*What is being asked*. Transcribe all of the data exactly. Omit the pictures.

*Records for this exercise*.
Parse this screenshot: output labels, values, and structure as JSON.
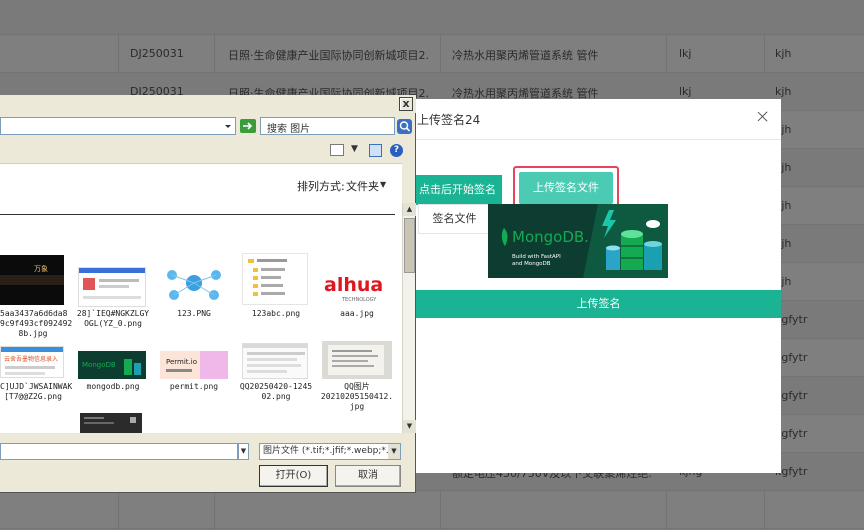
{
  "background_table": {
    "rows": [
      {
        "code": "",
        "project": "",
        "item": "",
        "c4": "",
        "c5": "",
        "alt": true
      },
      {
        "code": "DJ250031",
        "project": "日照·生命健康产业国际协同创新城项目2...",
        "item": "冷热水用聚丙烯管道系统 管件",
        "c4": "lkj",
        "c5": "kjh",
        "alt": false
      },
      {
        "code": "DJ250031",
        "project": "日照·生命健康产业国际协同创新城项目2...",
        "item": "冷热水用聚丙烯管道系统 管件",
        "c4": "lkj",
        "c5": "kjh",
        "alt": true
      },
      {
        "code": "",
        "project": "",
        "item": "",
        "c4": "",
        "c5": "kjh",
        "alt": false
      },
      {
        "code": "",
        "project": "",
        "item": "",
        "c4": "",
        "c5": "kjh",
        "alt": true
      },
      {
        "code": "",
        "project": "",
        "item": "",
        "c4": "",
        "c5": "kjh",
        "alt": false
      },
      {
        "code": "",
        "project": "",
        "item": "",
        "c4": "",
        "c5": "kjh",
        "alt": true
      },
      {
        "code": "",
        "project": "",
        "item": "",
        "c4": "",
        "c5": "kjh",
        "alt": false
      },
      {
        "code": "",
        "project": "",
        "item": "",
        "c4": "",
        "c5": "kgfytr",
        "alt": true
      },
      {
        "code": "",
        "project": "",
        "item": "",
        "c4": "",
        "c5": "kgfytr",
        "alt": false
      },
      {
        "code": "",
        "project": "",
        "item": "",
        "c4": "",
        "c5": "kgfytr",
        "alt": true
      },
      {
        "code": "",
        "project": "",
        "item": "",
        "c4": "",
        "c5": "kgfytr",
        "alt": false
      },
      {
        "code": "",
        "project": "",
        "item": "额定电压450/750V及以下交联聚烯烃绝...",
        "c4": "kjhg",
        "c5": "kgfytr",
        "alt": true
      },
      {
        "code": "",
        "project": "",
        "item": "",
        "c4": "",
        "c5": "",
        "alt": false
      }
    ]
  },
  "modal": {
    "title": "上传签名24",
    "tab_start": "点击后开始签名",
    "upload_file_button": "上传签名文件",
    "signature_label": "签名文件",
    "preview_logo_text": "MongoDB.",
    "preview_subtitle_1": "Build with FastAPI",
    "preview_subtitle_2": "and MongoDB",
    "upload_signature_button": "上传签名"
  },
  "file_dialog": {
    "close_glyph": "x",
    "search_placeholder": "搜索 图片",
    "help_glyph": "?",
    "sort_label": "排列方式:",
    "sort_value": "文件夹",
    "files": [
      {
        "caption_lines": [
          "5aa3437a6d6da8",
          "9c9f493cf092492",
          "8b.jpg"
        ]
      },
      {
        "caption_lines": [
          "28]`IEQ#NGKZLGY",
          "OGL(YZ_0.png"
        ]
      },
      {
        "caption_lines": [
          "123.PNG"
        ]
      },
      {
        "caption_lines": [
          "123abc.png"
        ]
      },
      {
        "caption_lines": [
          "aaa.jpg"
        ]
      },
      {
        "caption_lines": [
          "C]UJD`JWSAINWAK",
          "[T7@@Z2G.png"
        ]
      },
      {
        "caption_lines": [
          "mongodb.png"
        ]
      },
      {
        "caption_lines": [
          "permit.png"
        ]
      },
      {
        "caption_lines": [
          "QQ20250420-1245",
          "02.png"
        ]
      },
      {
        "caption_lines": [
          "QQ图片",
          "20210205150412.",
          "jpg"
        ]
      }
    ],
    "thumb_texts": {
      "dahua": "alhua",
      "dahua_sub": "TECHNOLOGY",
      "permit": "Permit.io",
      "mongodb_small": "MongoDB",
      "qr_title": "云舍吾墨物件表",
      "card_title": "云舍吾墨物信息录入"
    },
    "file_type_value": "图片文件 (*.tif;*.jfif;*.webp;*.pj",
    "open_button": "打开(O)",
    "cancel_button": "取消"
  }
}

*Task output*.
Parse this screenshot: output labels, values, and structure as JSON.
{
  "background_table": {
    "rows": [
      {
        "code": "",
        "project": "",
        "item": "",
        "c4": "",
        "c5": "",
        "alt": true
      },
      {
        "code": "DJ250031",
        "project": "日照·生命健康产业国际协同创新城项目2...",
        "item": "冷热水用聚丙烯管道系统 管件",
        "c4": "lkj",
        "c5": "kjh",
        "alt": false
      },
      {
        "code": "DJ250031",
        "project": "日照·生命健康产业国际协同创新城项目2...",
        "item": "冷热水用聚丙烯管道系统 管件",
        "c4": "lkj",
        "c5": "kjh",
        "alt": true
      },
      {
        "code": "",
        "project": "",
        "item": "",
        "c4": "",
        "c5": "kjh",
        "alt": false
      },
      {
        "code": "",
        "project": "",
        "item": "",
        "c4": "",
        "c5": "kjh",
        "alt": true
      },
      {
        "code": "",
        "project": "",
        "item": "",
        "c4": "",
        "c5": "kjh",
        "alt": false
      },
      {
        "code": "",
        "project": "",
        "item": "",
        "c4": "",
        "c5": "kjh",
        "alt": true
      },
      {
        "code": "",
        "project": "",
        "item": "",
        "c4": "",
        "c5": "kjh",
        "alt": false
      },
      {
        "code": "",
        "project": "",
        "item": "",
        "c4": "",
        "c5": "kgfytr",
        "alt": true
      },
      {
        "code": "",
        "project": "",
        "item": "",
        "c4": "",
        "c5": "kgfytr",
        "alt": false
      },
      {
        "code": "",
        "project": "",
        "item": "",
        "c4": "",
        "c5": "kgfytr",
        "alt": true
      },
      {
        "code": "",
        "project": "",
        "item": "",
        "c4": "",
        "c5": "kgfytr",
        "alt": false
      },
      {
        "code": "",
        "project": "",
        "item": "额定电压450/750V及以下交联聚烯烃绝...",
        "c4": "kjhg",
        "c5": "kgfytr",
        "alt": true
      },
      {
        "code": "",
        "project": "",
        "item": "",
        "c4": "",
        "c5": "",
        "alt": false
      }
    ]
  },
  "modal": {
    "title": "上传签名24",
    "tab_start": "点击后开始签名",
    "upload_file_button": "上传签名文件",
    "signature_label": "签名文件",
    "preview_logo_text": "MongoDB.",
    "preview_subtitle_1": "Build with FastAPI",
    "preview_subtitle_2": "and MongoDB",
    "upload_signature_button": "上传签名"
  },
  "file_dialog": {
    "close_glyph": "x",
    "search_placeholder": "搜索 图片",
    "help_glyph": "?",
    "sort_label": "排列方式:",
    "sort_value": "文件夹",
    "files": [
      {
        "caption_lines": [
          "5aa3437a6d6da8",
          "9c9f493cf092492",
          "8b.jpg"
        ]
      },
      {
        "caption_lines": [
          "28]`IEQ#NGKZLGY",
          "OGL(YZ_0.png"
        ]
      },
      {
        "caption_lines": [
          "123.PNG"
        ]
      },
      {
        "caption_lines": [
          "123abc.png"
        ]
      },
      {
        "caption_lines": [
          "aaa.jpg"
        ]
      },
      {
        "caption_lines": [
          "C]UJD`JWSAINWAK",
          "[T7@@Z2G.png"
        ]
      },
      {
        "caption_lines": [
          "mongodb.png"
        ]
      },
      {
        "caption_lines": [
          "permit.png"
        ]
      },
      {
        "caption_lines": [
          "QQ20250420-1245",
          "02.png"
        ]
      },
      {
        "caption_lines": [
          "QQ图片",
          "20210205150412.",
          "jpg"
        ]
      }
    ],
    "thumb_texts": {
      "dahua": "alhua",
      "dahua_sub": "TECHNOLOGY",
      "permit": "Permit.io",
      "mongodb_small": "MongoDB",
      "qr_title": "云舍吾墨物件表",
      "card_title": "云舍吾墨物信息录入"
    },
    "file_type_value": "图片文件 (*.tif;*.jfif;*.webp;*.pj",
    "open_button": "打开(O)",
    "cancel_button": "取消"
  }
}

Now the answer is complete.